— Description of the task —
Pictures stay out of the copy; restate everything else in the material exactly.

(Records)
════════════════

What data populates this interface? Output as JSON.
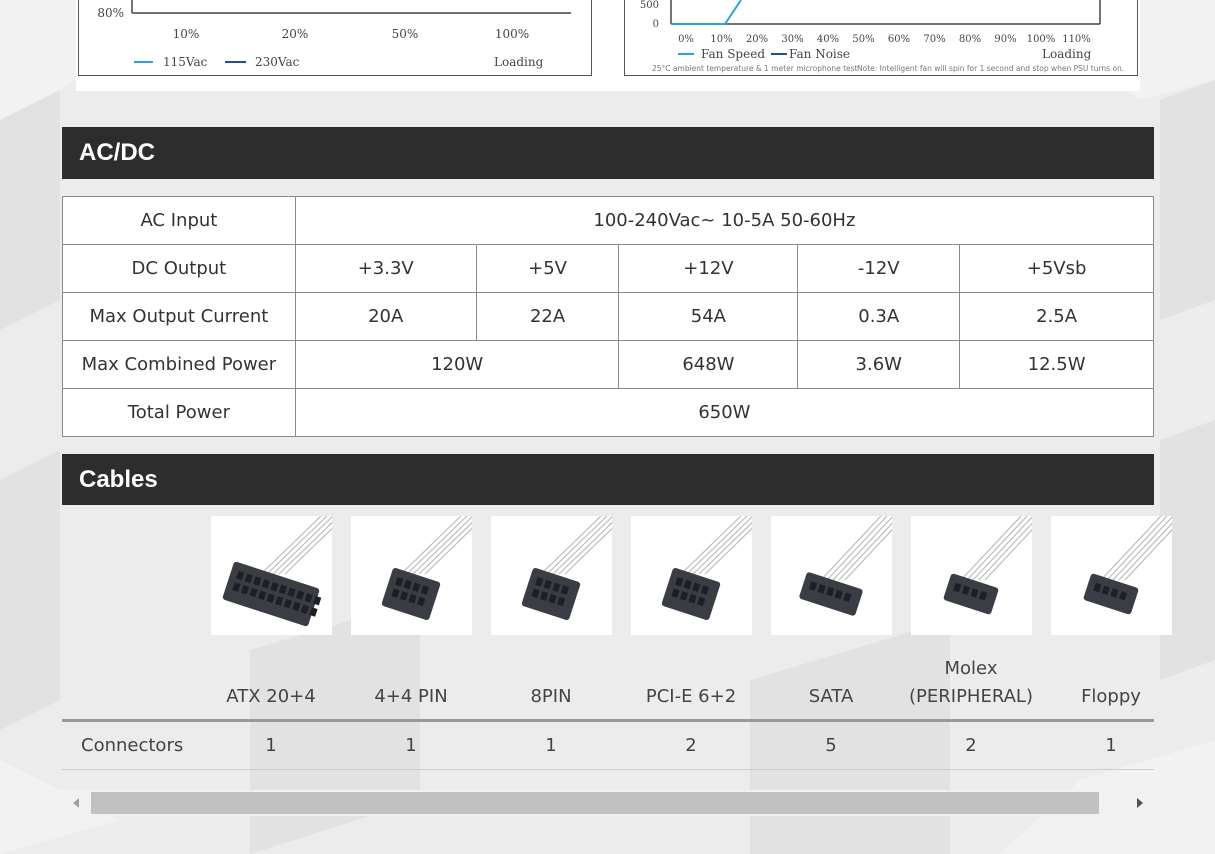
{
  "charts": {
    "efficiency": {
      "ytick": "80%",
      "xticks": [
        "10%",
        "20%",
        "50%",
        "100%"
      ],
      "legend": [
        "115Vac",
        "230Vac"
      ],
      "xlabel": "Loading",
      "colors": [
        "#2aa3e0",
        "#1f4f9a"
      ]
    },
    "fan": {
      "yticks": [
        "500",
        "0"
      ],
      "xticks": [
        "0%",
        "10%",
        "20%",
        "30%",
        "40%",
        "50%",
        "60%",
        "70%",
        "80%",
        "90%",
        "100%",
        "110%"
      ],
      "legend": [
        "Fan Speed",
        "Fan Noise"
      ],
      "xlabel": "Loading",
      "note_left": "25°C ambient temperature & 1 meter microphone test",
      "note_right": "Note: Intelligent fan will spin for 1 second and stop when PSU turns on.",
      "colors": [
        "#2aa3e0",
        "#1f4f9a"
      ]
    }
  },
  "acdc": {
    "title": "AC/DC",
    "ac_input_label": "AC Input",
    "ac_input_value": "100-240Vac~  10-5A  50-60Hz",
    "dc_output_label": "DC Output",
    "rails": [
      "+3.3V",
      "+5V",
      "+12V",
      "-12V",
      "+5Vsb"
    ],
    "max_current_label": "Max Output Current",
    "max_current": [
      "20A",
      "22A",
      "54A",
      "0.3A",
      "2.5A"
    ],
    "combined_label": "Max Combined Power",
    "combined": [
      "120W",
      "648W",
      "3.6W",
      "12.5W"
    ],
    "total_label": "Total Power",
    "total_value": "650W"
  },
  "cables": {
    "title": "Cables",
    "names": [
      {
        "line1": "",
        "line2": "ATX 20+4"
      },
      {
        "line1": "",
        "line2": "4+4 PIN"
      },
      {
        "line1": "",
        "line2": "8PIN"
      },
      {
        "line1": "",
        "line2": "PCI-E 6+2"
      },
      {
        "line1": "",
        "line2": "SATA"
      },
      {
        "line1": "Molex",
        "line2": "(PERIPHERAL)"
      },
      {
        "line1": "",
        "line2": "Floppy"
      }
    ],
    "connectors_label": "Connectors",
    "connectors": [
      "1",
      "1",
      "1",
      "2",
      "5",
      "2",
      "1"
    ]
  },
  "colors": {
    "header_bg": "#2d2d2d",
    "header_text": "#ffffff",
    "scroll_thumb": "#c1c1c1"
  }
}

════════════════

— The output —
What data populates this interface? Output as JSON.
{
  "charts": {
    "efficiency": {
      "ytick": "80%",
      "xticks": [
        "10%",
        "20%",
        "50%",
        "100%"
      ],
      "legend": [
        "115Vac",
        "230Vac"
      ],
      "xlabel": "Loading",
      "colors": [
        "#2aa3e0",
        "#1f4f9a"
      ]
    },
    "fan": {
      "yticks": [
        "500",
        "0"
      ],
      "xticks": [
        "0%",
        "10%",
        "20%",
        "30%",
        "40%",
        "50%",
        "60%",
        "70%",
        "80%",
        "90%",
        "100%",
        "110%"
      ],
      "legend": [
        "Fan Speed",
        "Fan Noise"
      ],
      "xlabel": "Loading",
      "note_left": "25°C ambient temperature & 1 meter microphone test",
      "note_right": "Note: Intelligent fan will spin for 1 second and stop when PSU turns on.",
      "colors": [
        "#2aa3e0",
        "#1f4f9a"
      ]
    }
  },
  "acdc": {
    "title": "AC/DC",
    "ac_input_label": "AC Input",
    "ac_input_value": "100-240Vac~  10-5A  50-60Hz",
    "dc_output_label": "DC Output",
    "rails": [
      "+3.3V",
      "+5V",
      "+12V",
      "-12V",
      "+5Vsb"
    ],
    "max_current_label": "Max Output Current",
    "max_current": [
      "20A",
      "22A",
      "54A",
      "0.3A",
      "2.5A"
    ],
    "combined_label": "Max Combined Power",
    "combined": [
      "120W",
      "648W",
      "3.6W",
      "12.5W"
    ],
    "total_label": "Total Power",
    "total_value": "650W"
  },
  "cables": {
    "title": "Cables",
    "names": [
      {
        "line1": "",
        "line2": "ATX 20+4"
      },
      {
        "line1": "",
        "line2": "4+4 PIN"
      },
      {
        "line1": "",
        "line2": "8PIN"
      },
      {
        "line1": "",
        "line2": "PCI-E 6+2"
      },
      {
        "line1": "",
        "line2": "SATA"
      },
      {
        "line1": "Molex",
        "line2": "(PERIPHERAL)"
      },
      {
        "line1": "",
        "line2": "Floppy"
      }
    ],
    "connectors_label": "Connectors",
    "connectors": [
      "1",
      "1",
      "1",
      "2",
      "5",
      "2",
      "1"
    ]
  },
  "colors": {
    "header_bg": "#2d2d2d",
    "header_text": "#ffffff",
    "scroll_thumb": "#c1c1c1"
  }
}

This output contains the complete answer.